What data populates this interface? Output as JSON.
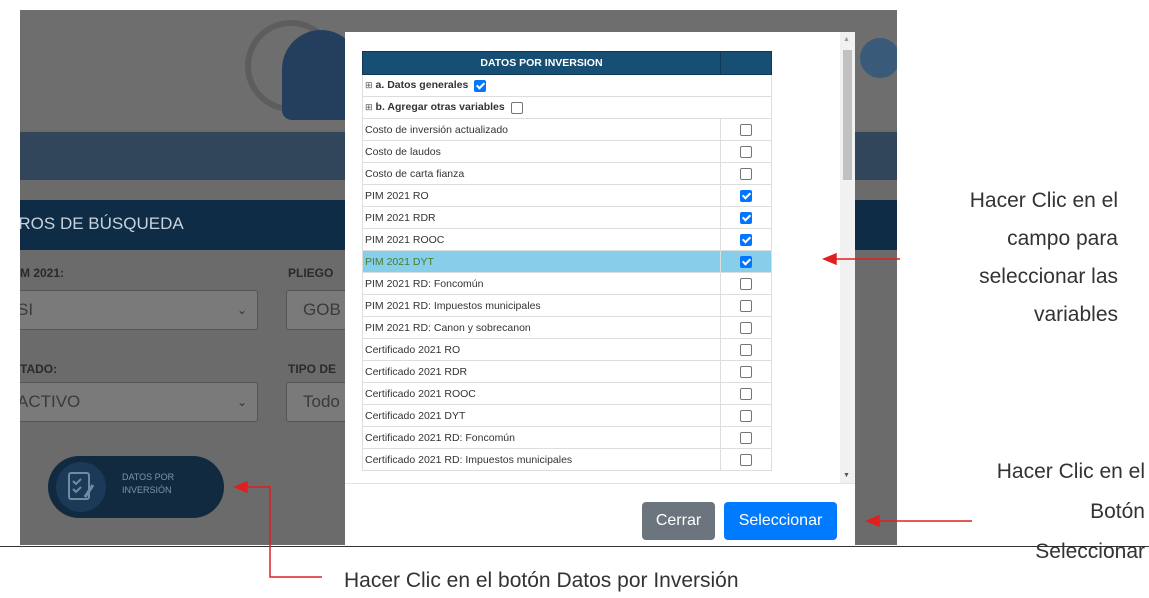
{
  "background": {
    "filters_header": "TROS DE BÚSQUEDA",
    "label_pim": "M 2021:",
    "label_pliego": "PLIEGO",
    "label_estado": "TADO:",
    "label_tipo": "TIPO DE",
    "select_pim": "SI",
    "select_pliego": "GOB",
    "select_estado": "ACTIVO",
    "select_tipo": "Todo",
    "datos_button_line1": "DATOS POR",
    "datos_button_line2": "INVERSIÓN"
  },
  "modal": {
    "table_header": "DATOS POR INVERSION",
    "groups": [
      {
        "label": "a. Datos generales",
        "checked": true
      },
      {
        "label": "b. Agregar otras variables",
        "checked": false
      }
    ],
    "rows": [
      {
        "label": "Costo de inversión actualizado",
        "checked": false
      },
      {
        "label": "Costo de laudos",
        "checked": false
      },
      {
        "label": "Costo de carta fianza",
        "checked": false
      },
      {
        "label": "PIM 2021 RO",
        "checked": true
      },
      {
        "label": "PIM 2021 RDR",
        "checked": true
      },
      {
        "label": "PIM 2021 ROOC",
        "checked": true
      },
      {
        "label": "PIM 2021 DYT",
        "checked": true,
        "highlighted": true
      },
      {
        "label": "PIM 2021 RD: Foncomún",
        "checked": false
      },
      {
        "label": "PIM 2021 RD: Impuestos municipales",
        "checked": false
      },
      {
        "label": "PIM 2021 RD: Canon y sobrecanon",
        "checked": false
      },
      {
        "label": "Certificado 2021 RO",
        "checked": false
      },
      {
        "label": "Certificado 2021 RDR",
        "checked": false
      },
      {
        "label": "Certificado 2021 ROOC",
        "checked": false
      },
      {
        "label": "Certificado 2021 DYT",
        "checked": false
      },
      {
        "label": "Certificado 2021 RD: Foncomún",
        "checked": false
      },
      {
        "label": "Certificado 2021 RD: Impuestos municipales",
        "checked": false
      }
    ],
    "close_label": "Cerrar",
    "select_label": "Seleccionar"
  },
  "annotations": {
    "variables_note": [
      "Hacer Clic en el",
      "campo para",
      "seleccionar las",
      "variables"
    ],
    "select_note": [
      "Hacer Clic en el",
      "Botón",
      "Seleccionar"
    ],
    "datos_note": "Hacer Clic en el botón Datos por Inversión"
  },
  "colors": {
    "table_header": "#174f74",
    "highlight_row": "#87ceeb",
    "select_button": "#007bff",
    "close_button": "#6c757d",
    "arrow": "#e02020"
  }
}
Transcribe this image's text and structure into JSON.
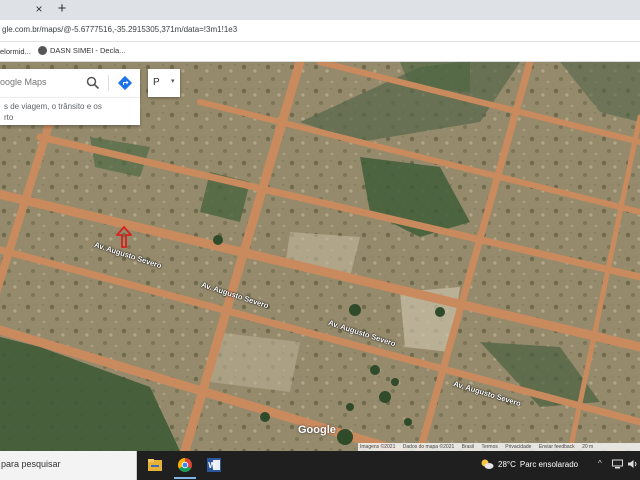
{
  "browser": {
    "tab_close_glyph": "×",
    "new_tab_glyph": "+",
    "url": "gle.com.br/maps/@-5.6777516,-35.2915305,371m/data=!3m1!1e3",
    "bookmarks": [
      {
        "label": "elormid..."
      },
      {
        "label": "DASN SIMEI - Decla..."
      }
    ]
  },
  "maps": {
    "search_placeholder": "oogle Maps",
    "suggestion_text": "s de viagem, o trânsito e os\nrto",
    "layer_button_label": "P  ",
    "layer_button_caret": "▾",
    "road_labels": [
      {
        "text": "Av. Augusto Severo"
      },
      {
        "text": "Av. Augusto Severo"
      },
      {
        "text": "Av. Augusto Severo"
      },
      {
        "text": "Av. Augusto Severo"
      }
    ],
    "google_logo": "Google",
    "attribution": [
      "Imagens ©2021",
      "Dados do mapa ©2021",
      "Brasil",
      "Termos",
      "Privacidade",
      "Enviar feedback"
    ],
    "scale": "20 m"
  },
  "taskbar": {
    "search_text": "para pesquisar",
    "weather_temp": "28°C",
    "weather_text": "Parc ensolarado",
    "tray_chevron": "^",
    "accent": "#7fb4e8"
  }
}
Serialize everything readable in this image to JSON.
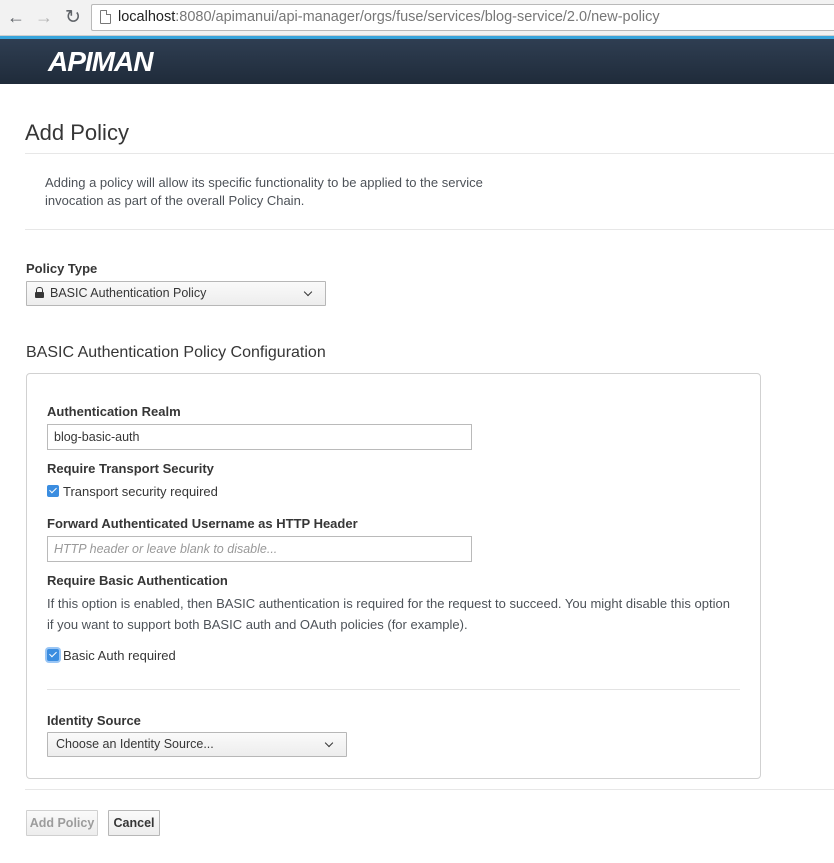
{
  "browser": {
    "url_host": "localhost",
    "url_path": ":8080/apimanui/api-manager/orgs/fuse/services/blog-service/2.0/new-policy"
  },
  "header": {
    "logo": "APIMAN"
  },
  "page": {
    "title": "Add Policy",
    "description": "Adding a policy will allow its specific functionality to be applied to the service invocation as part of the overall Policy Chain."
  },
  "policy_type": {
    "label": "Policy Type",
    "selected": "BASIC Authentication Policy"
  },
  "config": {
    "title": "BASIC Authentication Policy Configuration",
    "realm": {
      "label": "Authentication Realm",
      "value": "blog-basic-auth"
    },
    "transport": {
      "label": "Require Transport Security",
      "checkbox_label": "Transport security required",
      "checked": true
    },
    "forward_header": {
      "label": "Forward Authenticated Username as HTTP Header",
      "placeholder": "HTTP header or leave blank to disable..."
    },
    "basic_auth": {
      "label": "Require Basic Authentication",
      "help": "If this option is enabled, then BASIC authentication is required for the request to succeed. You might disable this option if you want to support both BASIC auth and OAuth policies (for example).",
      "checkbox_label": "Basic Auth required",
      "checked": true
    },
    "identity_source": {
      "label": "Identity Source",
      "selected": "Choose an Identity Source..."
    }
  },
  "actions": {
    "add_label": "Add Policy",
    "cancel_label": "Cancel"
  },
  "colors": {
    "accent": "#39a5dc",
    "header_bg": "#1f2b3a",
    "checkbox": "#3b8de0"
  }
}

————————

WHAT YOU ARE ASKED TO DO
Copy out the lines that hold "HTTP".

COMPLETED EXERCISE
      "label": "Forward Authenticated Username as HTTP Header",
      "placeholder": "HTTP header or leave blank to disable..."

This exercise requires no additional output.